Brief:
All lines from the one containing "What text is on this page?" through the final line of the records below should be reproduced exactly, with the pictures left out.

Listed entries:
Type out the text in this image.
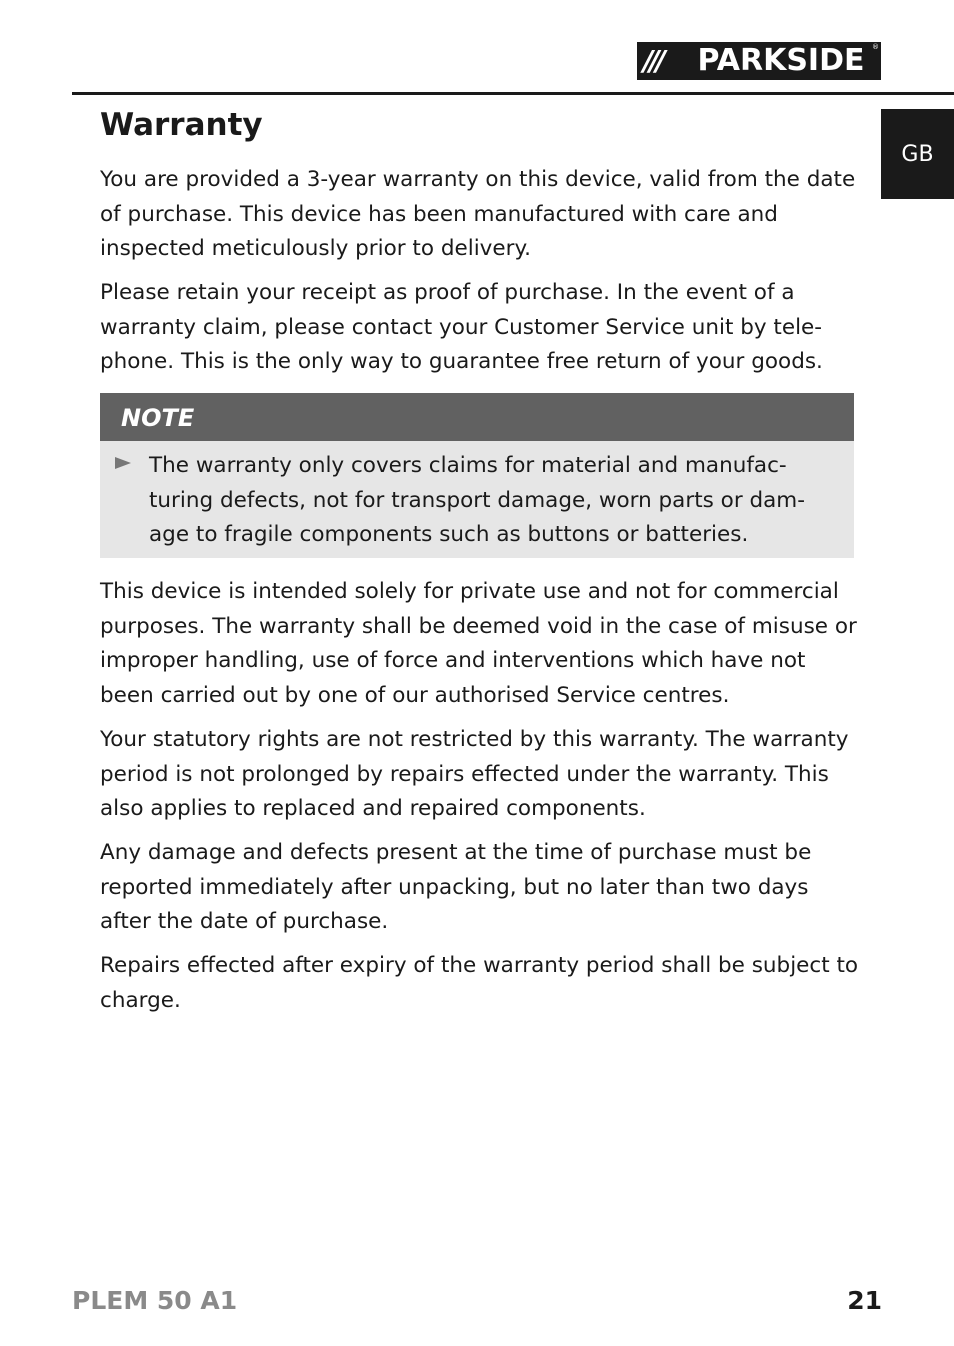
///	PARKSIDE	®
GB
Warranty

You are provided a 3-year warranty on this device, valid from the date of purchase. This device has been manufactured with care and inspected meticulously prior to delivery.

Please retain your receipt as proof of purchase. In the event of a warranty claim, please contact your Customer Service unit by tele-phone. This is the only way to guarantee free return of your goods.

NOTE

The warranty only covers claims for material and manufac-turing defects, not for transport damage, worn parts or dam-age to fragile components such as buttons or batteries.

This device is intended solely for private use and not for commercial purposes. The warranty shall be deemed void in the case of misuse or improper handling, use of force and interventions which have not been carried out by one of our authorised Service centres.

Your statutory rights are not restricted by this warranty. The warranty period is not prolonged by repairs effected under the warranty. This also applies to replaced and repaired components.

Any damage and defects present at the time of purchase must be reported immediately after unpacking, but no later than two days after the date of purchase.

Repairs effected after expiry of the warranty period shall be subject to charge.

PLEM 50 A1	21
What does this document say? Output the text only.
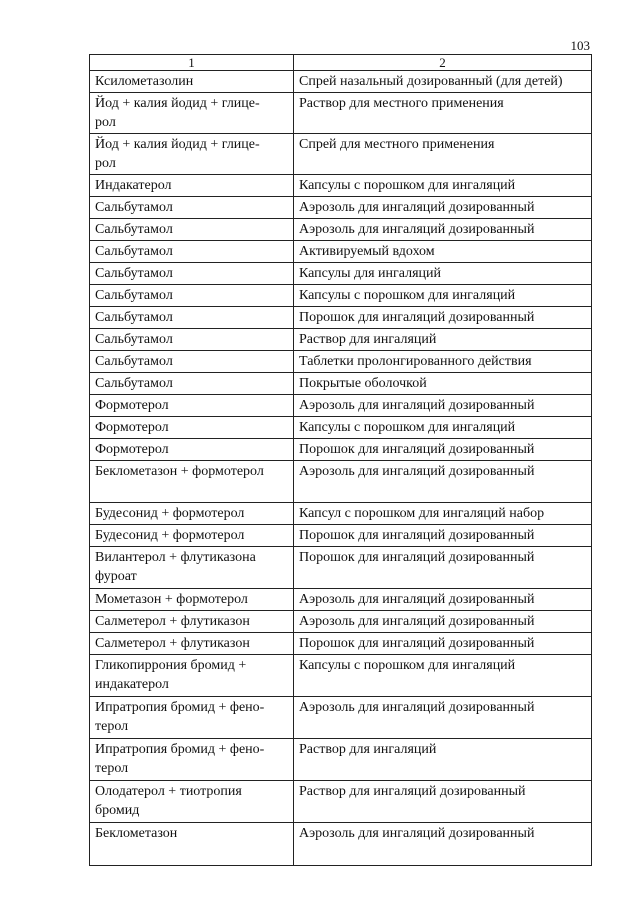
103
1	2

Ксилометазолин	Спрей назальный дозированный (для детей)

Йод + калия йодид + глице-
рол	Раствор для местного применения

Йод + калия йодид + глице-
рол	Спрей для местного применения

Индакатерол	Капсулы с порошком для ингаляций

Сальбутамол	Аэрозоль для ингаляций дозированный

Сальбутамол	Аэрозоль для ингаляций дозированный

Сальбутамол	Активируемый вдохом

Сальбутамол	Капсулы для ингаляций

Сальбутамол	Капсулы с порошком для ингаляций

Сальбутамол	Порошок для ингаляций дозированный

Сальбутамол	Раствор для ингаляций

Сальбутамол	Таблетки пролонгированного действия

Сальбутамол	Покрытые оболочкой

Формотерол	Аэрозоль для ингаляций дозированный

Формотерол	Капсулы с порошком для ингаляций

Формотерол	Порошок для ингаляций дозированный

Беклометазон + формотерол	Аэрозоль для ингаляций дозированный

Будесонид + формотерол	Капсул с порошком для ингаляций набор

Будесонид + формотерол	Порошок для ингаляций дозированный

Вилантерол + флутиказона
фуроат	Порошок для ингаляций дозированный

Мометазон + формотерол	Аэрозоль для ингаляций дозированный

Салметерол + флутиказон	Аэрозоль для ингаляций дозированный

Салметерол + флутиказон	Порошок для ингаляций дозированный

Гликопиррония бромид +
индакатерол	Капсулы с порошком для ингаляций

Ипратропия бромид + фено-
терол	Аэрозоль для ингаляций дозированный

Ипратропия бромид + фено-
терол	Раствор для ингаляций

Олодатерол + тиотропия
бромид	Раствор для ингаляций дозированный

Беклометазон	Аэрозоль для ингаляций дозированный
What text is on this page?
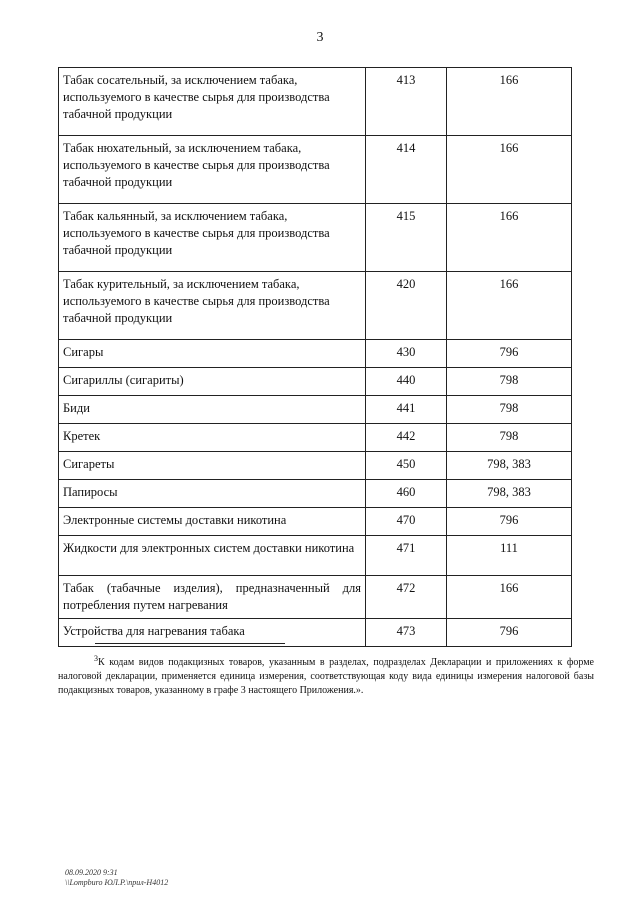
3
Табак сосательный, за исключением табака, используемого в качестве сырья для производства табачной продукции	413	166
Табак нюхательный, за исключением табака, используемого в качестве сырья для производства табачной продукции	414	166
Табак кальянный, за исключением табака, используемого в качестве сырья для производства табачной продукции	415	166
Табак курительный, за исключением табака, используемого в качестве сырья для производства табачной продукции	420	166
Сигары	430	796
Сигариллы (сигариты)	440	798
Биди	441	798
Кретек	442	798
Сигареты	450	798, 383
Папиросы	460	798, 383
Электронные системы доставки никотина	470	796
Жидкости для электронных систем доставки никотина	471	111
Табак (табачные изделия), предназначенный для потребления путем нагревания	472	166
Устройства для нагревания табака	473	796
$^3$К кодам видов подакцизных товаров, указанным в разделах, подразделах Декларации и приложениях к форме налоговой декларации, применяется единица измерения, соответствующая коду вида единицы измерения налоговой базы подакцизных товаров, указанному в графе 3 настоящего Приложения.».
08.09.2020 9:31
\\Lompburo ЮЛ.Р.\прил-Н4012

Exercise result:
What text is on this page?
3
Табак сосательный, за исключением табака, используемого в качестве сырья для производства табачной продукции	413	166
Табак нюхательный, за исключением табака, используемого в качестве сырья для производства табачной продукции	414	166
Табак кальянный, за исключением табака, используемого в качестве сырья для производства табачной продукции	415	166
Табак курительный, за исключением табака, используемого в качестве сырья для производства табачной продукции	420	166
Сигары	430	796
Сигариллы (сигариты)	440	798
Биди	441	798
Кретек	442	798
Сигареты	450	798, 383
Папиросы	460	798, 383
Электронные системы доставки никотина	470	796
Жидкости для электронных систем доставки никотина	471	111
Табак (табачные изделия), предназначенный для потребления путем нагревания	472	166
Устройства для нагревания табака	473	796
$^3$К кодам видов подакцизных товаров, указанным в разделах, подразделах Декларации и приложениях к форме налоговой декларации, применяется единица измерения, соответствующая коду вида единицы измерения налоговой базы подакцизных товаров, указанному в графе 3 настоящего Приложения.».
08.09.2020 9:31
\\Lompburo ЮЛ.Р.\прил-Н4012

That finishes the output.